EXERCISE DESCRIPTION:
Look through the material below and count the lines with the string "voyage". Report only the count.

┏━━

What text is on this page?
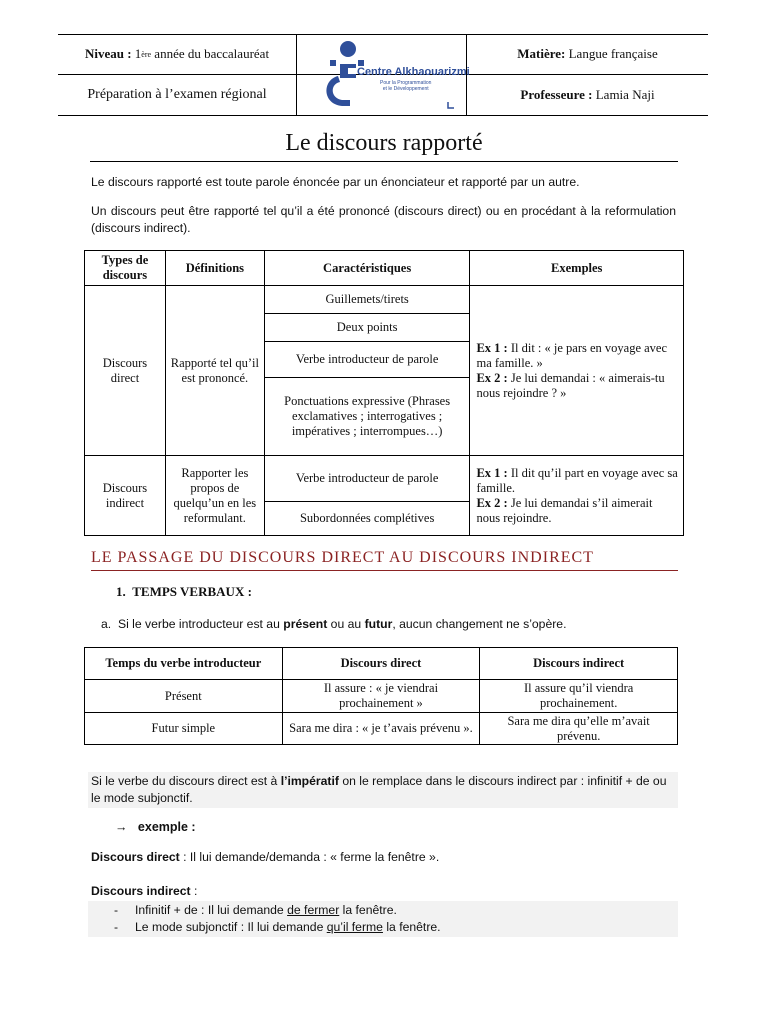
Niveau :
1 ère
année du baccalauréat
Préparation à l’examen régional
Centre Alkhaouarizmi
Pour la Programmation
et le Développement
Matière:
Langue française
Professeure :
Lamia Naji
Le discours rapporté
Le discours rapporté est toute parole énoncée par un énonciateur et rapporté par un autre.
Un discours peut être rapporté tel qu’il a été prononcé (discours direct) ou en procédant à la reformulation (discours indirect).
Types de discours	Définitions	Caractéristiques	Exemples
Discours direct	Rapporté tel qu’il est prononcé.	Guillemets/tirets	Ex 1 : Il dit : « je pars en voyage avec ma famille. »
Ex 2 : Je lui demandai : « aimerais-tu nous rejoindre ? »
		Deux points	
		Verbe introducteur de parole	
		Ponctuations expressive (Phrases exclamatives ; interrogatives ; impératives ; interrompues…)	
Discours indirect	Rapporter les propos de quelqu’un en les reformulant.	Verbe introducteur de parole	Ex 1 : Il dit qu’il part en voyage avec sa famille.
Ex 2 : Je lui demandai s’il aimerait nous rejoindre.
		Subordonnées complétives	
LE PASSAGE DU DISCOURS DIRECT AU DISCOURS INDIRECT
1. TEMPS VERBAUX :
a. Si le verbe introducteur est au présent ou au futur, aucun changement ne s’opère.
Temps du verbe introducteur	Discours direct	Discours indirect
Présent	Il assure : « je viendrai prochainement »	Il assure qu’il viendra prochainement.
Futur simple	Sara me dira : « je t’avais prévenu ».	Sara me dira qu’elle m’avait prévenu.
Si le verbe du discours direct est à l’impératif on le remplace dans le discours indirect par : infinitif + de ou le mode subjonctif.
→ exemple :
Discours direct : Il lui demande/demanda : « ferme la fenêtre ».
Discours indirect :
- Infinitif + de : Il lui demande de fermer la fenêtre.
- Le mode subjonctif : Il lui demande qu’il ferme la fenêtre.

┗━━

TASK ANSWER:
2